## JOB
Using the entries that follow, count the lines containing the word "Average" and give that number by itself.
-=-=-
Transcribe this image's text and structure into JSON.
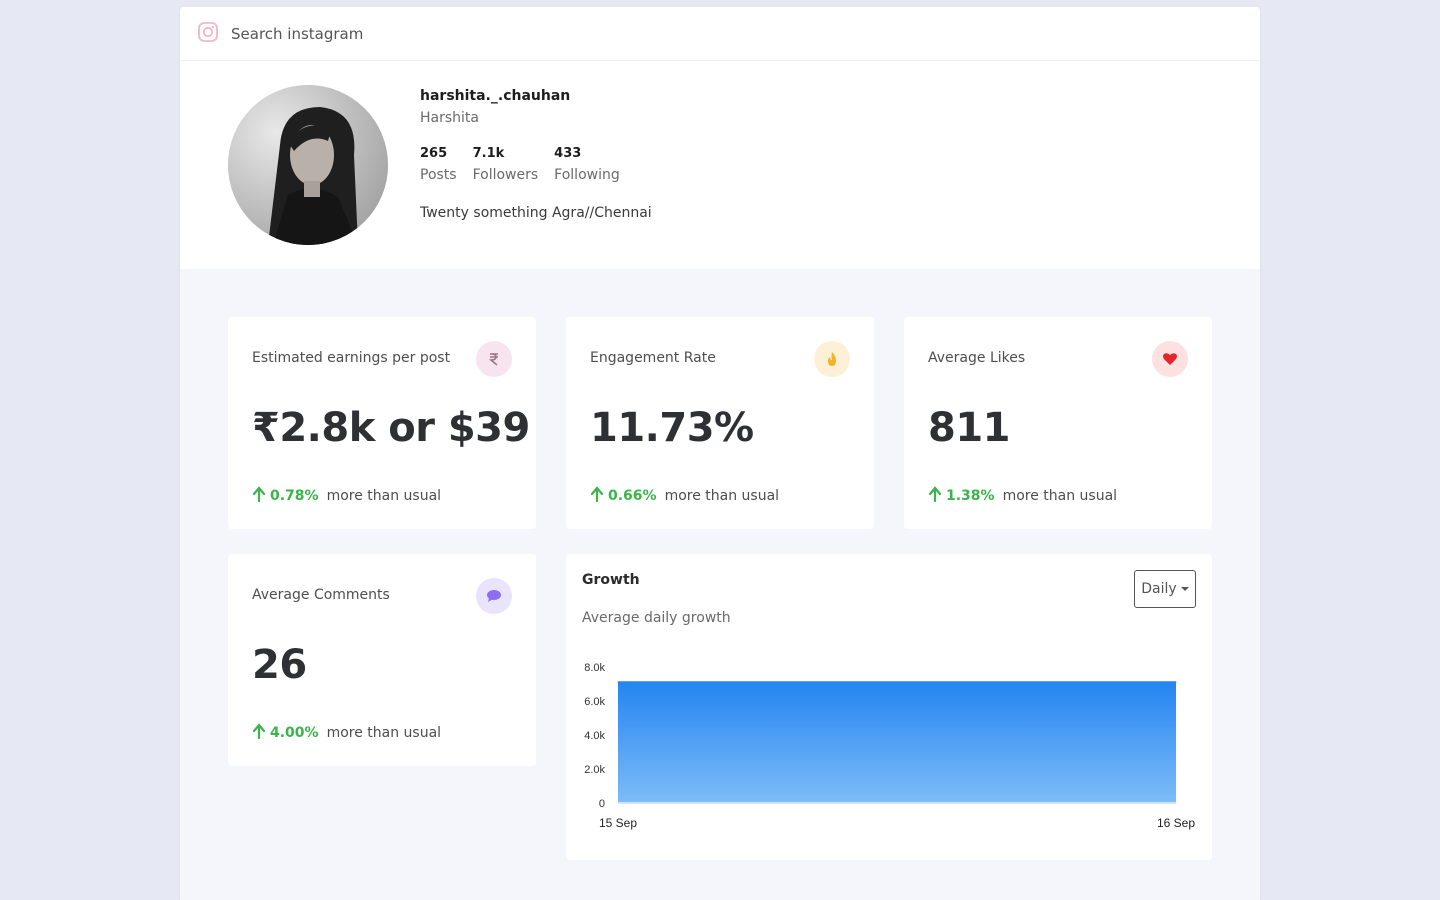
{
  "search": {
    "placeholder": "Search instagram"
  },
  "profile": {
    "username": "harshita._.chauhan",
    "full_name": "Harshita",
    "stats": [
      {
        "value": "265",
        "label": "Posts"
      },
      {
        "value": "7.1k",
        "label": "Followers"
      },
      {
        "value": "433",
        "label": "Following"
      }
    ],
    "bio": "Twenty something Agra//Chennai"
  },
  "cards": {
    "earnings": {
      "title": "Estimated earnings per post",
      "value": "₹2.8k or $39",
      "trend_pct": "0.78%",
      "trend_text": "more than usual",
      "icon": "rupee-icon",
      "icon_bg": "#f7e4ef",
      "icon_color": "#9a7588"
    },
    "engagement": {
      "title": "Engagement Rate",
      "value": "11.73%",
      "trend_pct": "0.66%",
      "trend_text": "more than usual",
      "icon": "flame-icon",
      "icon_bg": "#fcf0d6",
      "icon_color": "#f0b429"
    },
    "likes": {
      "title": "Average Likes",
      "value": "811",
      "trend_pct": "1.38%",
      "trend_text": "more than usual",
      "icon": "heart-icon",
      "icon_bg": "#fde1e1",
      "icon_color": "#e5252a"
    },
    "comments": {
      "title": "Average Comments",
      "value": "26",
      "trend_pct": "4.00%",
      "trend_text": "more than usual",
      "icon": "chat-icon",
      "icon_bg": "#e9e4fb",
      "icon_color": "#8b6ff0"
    }
  },
  "growth": {
    "title": "Growth",
    "subtitle": "Average daily growth",
    "dropdown_label": "Daily"
  },
  "colors": {
    "trend_up": "#3ab54a",
    "area_top": "#2585f2",
    "area_bottom": "#7dbcf7"
  },
  "chart_data": {
    "type": "area",
    "x": [
      "15 Sep",
      "16 Sep"
    ],
    "series": [
      {
        "values": [
          7100,
          7100
        ]
      }
    ],
    "ylim": [
      0,
      8000
    ],
    "yticks": [
      "0",
      "2.0k",
      "4.0k",
      "6.0k",
      "8.0k"
    ],
    "ytick_values": [
      0,
      2000,
      4000,
      6000,
      8000
    ],
    "grid": false
  }
}
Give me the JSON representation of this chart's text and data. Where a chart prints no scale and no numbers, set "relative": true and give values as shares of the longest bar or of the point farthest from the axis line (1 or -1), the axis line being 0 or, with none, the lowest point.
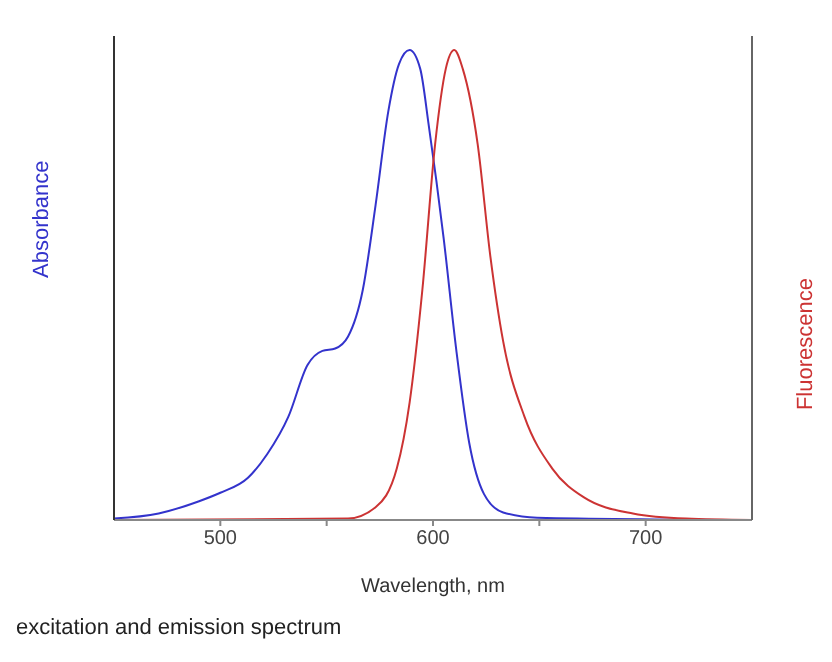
{
  "chart_data": {
    "type": "line",
    "relative": true,
    "xlabel": "Wavelength, nm",
    "ylabel": "Absorbance",
    "y2label": "Fluorescence",
    "xlim": [
      450,
      750
    ],
    "xticks": [
      500,
      {
        "value": 550,
        "label": null
      },
      600,
      {
        "value": 650,
        "label": null
      },
      700
    ],
    "marker": "none",
    "line_style": "solid",
    "annotations": [
      "excitation and emission spectrum"
    ],
    "series": [
      {
        "color": "#3333cc",
        "x": [
          450,
          471,
          490,
          500,
          513,
          522,
          532,
          541,
          548,
          554,
          560,
          567,
          573,
          579,
          584,
          589,
          594,
          598,
          605,
          611,
          617,
          624,
          633,
          649,
          750
        ],
        "values": [
          0.003,
          0.014,
          0.04,
          0.058,
          0.09,
          0.14,
          0.22,
          0.33,
          0.36,
          0.365,
          0.39,
          0.49,
          0.67,
          0.87,
          0.97,
          1,
          0.96,
          0.84,
          0.6,
          0.36,
          0.165,
          0.055,
          0.016,
          0.005,
          0
        ]
      },
      {
        "color": "#cc3333",
        "x": [
          450,
          560,
          573,
          583,
          589,
          595,
          601,
          606,
          610,
          614,
          621,
          627,
          633,
          643,
          656,
          671,
          694,
          719,
          750
        ],
        "values": [
          0,
          0.003,
          0.027,
          0.11,
          0.25,
          0.49,
          0.8,
          0.96,
          1,
          0.96,
          0.8,
          0.56,
          0.38,
          0.22,
          0.11,
          0.048,
          0.014,
          0.003,
          0
        ]
      }
    ]
  }
}
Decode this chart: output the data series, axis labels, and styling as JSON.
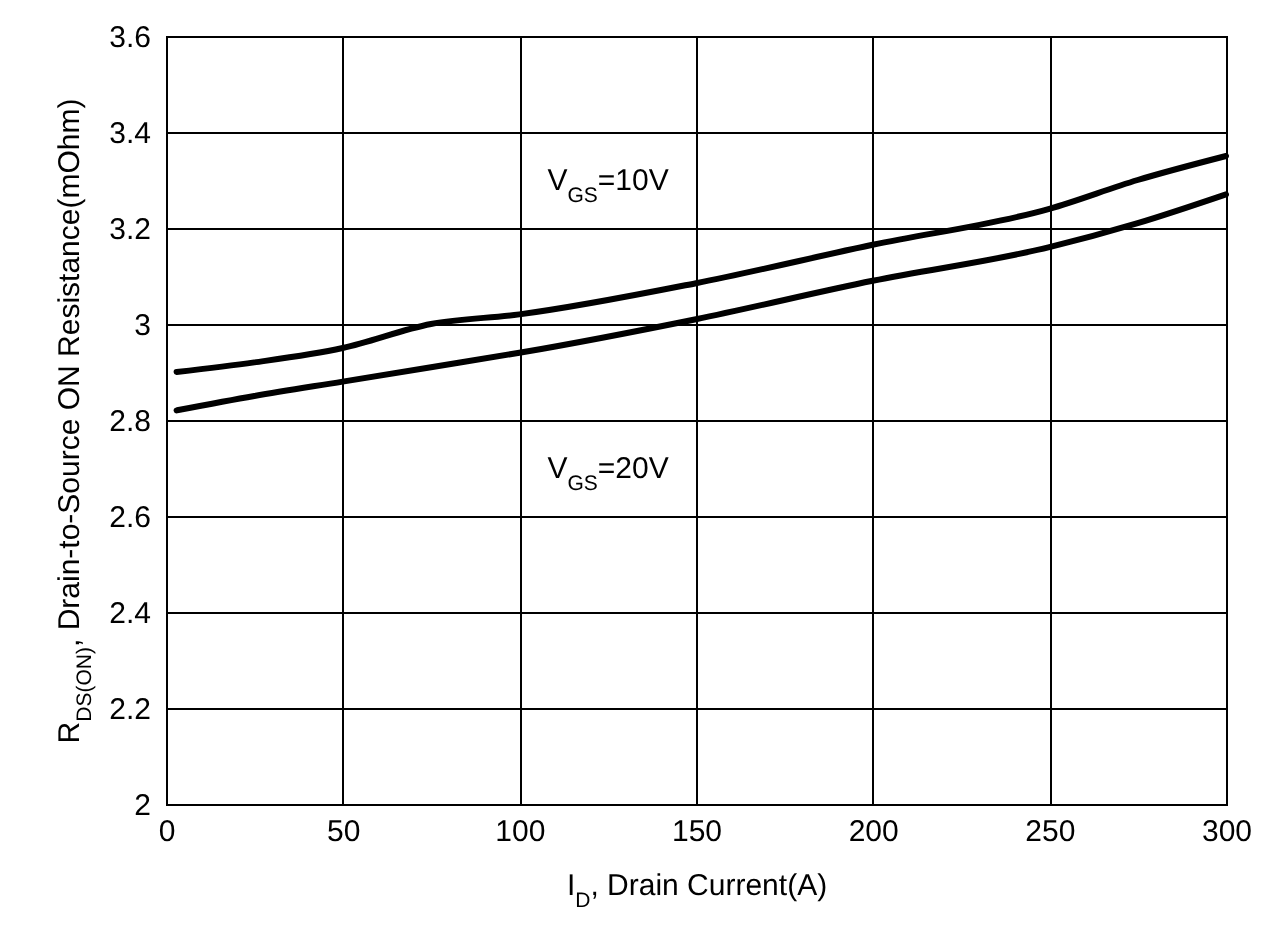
{
  "chart_data": {
    "type": "line",
    "xlabel": "I$_{D}$, Drain Current(A)",
    "ylabel": "R$_{DS(ON)}$, Drain-to-Source ON Resistance(mOhm)",
    "x": [
      3,
      25,
      50,
      75,
      100,
      150,
      200,
      250,
      275,
      300
    ],
    "series": [
      {
        "color": "#000000",
        "values": [
          2.9,
          2.92,
          2.95,
          3.0,
          3.02,
          3.085,
          3.165,
          3.24,
          3.3,
          3.35
        ]
      },
      {
        "color": "#000000",
        "values": [
          2.82,
          2.85,
          2.88,
          2.91,
          2.94,
          3.01,
          3.09,
          3.16,
          3.21,
          3.27
        ]
      }
    ],
    "xlim": [
      0,
      300
    ],
    "xticks": [
      0,
      50,
      100,
      150,
      200,
      250,
      300
    ],
    "ylim": [
      2,
      3.6
    ],
    "yticks": [
      2,
      2.2,
      2.4,
      2.6,
      2.8,
      3,
      3.2,
      3.4,
      3.6
    ],
    "grid": true,
    "line_style": "solid",
    "marker": "none",
    "annotations": [
      "V$_{GS}$=10V",
      "V$_{GS}$=20V"
    ]
  }
}
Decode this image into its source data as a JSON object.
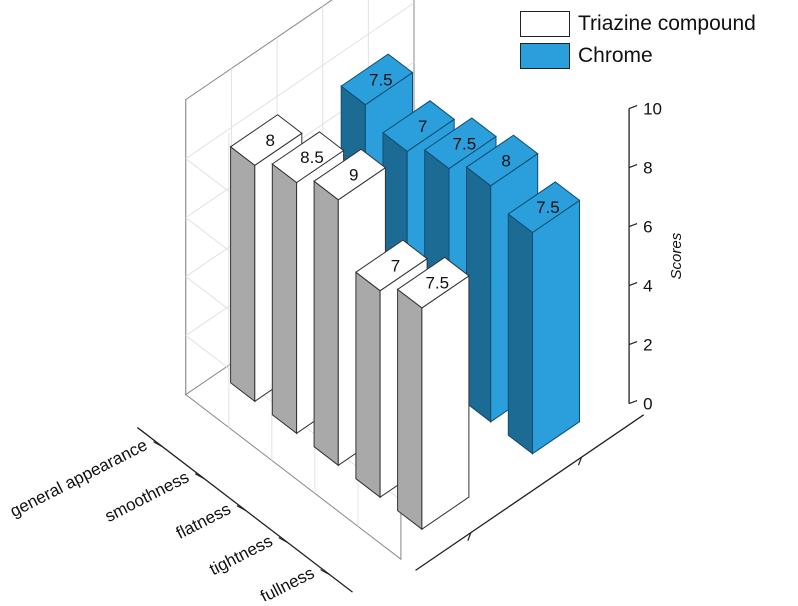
{
  "chart_data": {
    "type": "bar",
    "categories": [
      "general appearance",
      "smoothness",
      "flatness",
      "tightness",
      "fullness"
    ],
    "series": [
      {
        "name": "Triazine compound",
        "values": [
          8,
          8.5,
          9,
          7,
          7.5
        ],
        "value_labels": [
          "8",
          "8.5",
          "9",
          "7",
          "7.5"
        ],
        "color": "#ffffff"
      },
      {
        "name": "Chrome",
        "values": [
          7.5,
          7,
          7.5,
          8,
          7.5
        ],
        "value_labels": [
          "7.5",
          "7",
          "7.5",
          "8",
          "7.5"
        ],
        "color": "#2a9fdc"
      }
    ],
    "zlabel": "Scores",
    "zlim": [
      0,
      10
    ],
    "z_ticks": [
      "0",
      "2",
      "4",
      "6",
      "8",
      "10"
    ],
    "legend_position": "top-right",
    "grid": true
  }
}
-=-=-
## REPLY TO THE TASK
3